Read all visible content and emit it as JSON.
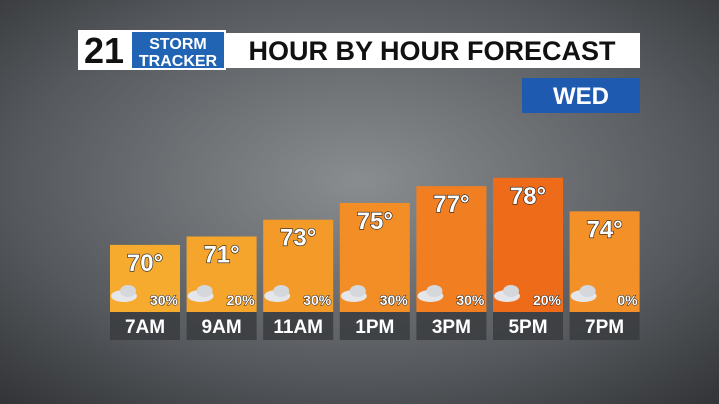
{
  "header": {
    "logo_number": "21",
    "logo_line1": "STORM",
    "logo_line2": "TRACKER",
    "title": "HOUR BY HOUR FORECAST",
    "day": "WED"
  },
  "chart_data": {
    "type": "bar",
    "categories": [
      "7AM",
      "9AM",
      "11AM",
      "1PM",
      "3PM",
      "5PM",
      "7PM"
    ],
    "values": [
      70,
      71,
      73,
      75,
      77,
      78,
      74
    ],
    "value_labels": [
      "70°",
      "71°",
      "73°",
      "75°",
      "77°",
      "78°",
      "74°"
    ],
    "colors": [
      "#f6ab2e",
      "#f6a52c",
      "#f49a29",
      "#f38e26",
      "#f17f21",
      "#ee6b19",
      "#f39128"
    ],
    "precipitation": [
      30,
      20,
      30,
      30,
      30,
      20,
      0
    ],
    "precipitation_labels": [
      "30%",
      "20%",
      "30%",
      "30%",
      "30%",
      "20%",
      "0%"
    ],
    "ylim": [
      62,
      80
    ]
  }
}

THE REQUEST - Quote everything in the listing above exactly; pictures are the only thing to omit.

WRITTEN SOLUTION -
Read all visible content and emit it as JSON.
{
  "header": {
    "logo_number": "21",
    "logo_line1": "STORM",
    "logo_line2": "TRACKER",
    "title": "HOUR BY HOUR FORECAST",
    "day": "WED"
  },
  "chart_data": {
    "type": "bar",
    "categories": [
      "7AM",
      "9AM",
      "11AM",
      "1PM",
      "3PM",
      "5PM",
      "7PM"
    ],
    "values": [
      70,
      71,
      73,
      75,
      77,
      78,
      74
    ],
    "value_labels": [
      "70°",
      "71°",
      "73°",
      "75°",
      "77°",
      "78°",
      "74°"
    ],
    "colors": [
      "#f6ab2e",
      "#f6a52c",
      "#f49a29",
      "#f38e26",
      "#f17f21",
      "#ee6b19",
      "#f39128"
    ],
    "precipitation": [
      30,
      20,
      30,
      30,
      30,
      20,
      0
    ],
    "precipitation_labels": [
      "30%",
      "20%",
      "30%",
      "30%",
      "30%",
      "20%",
      "0%"
    ],
    "ylim": [
      62,
      80
    ]
  }
}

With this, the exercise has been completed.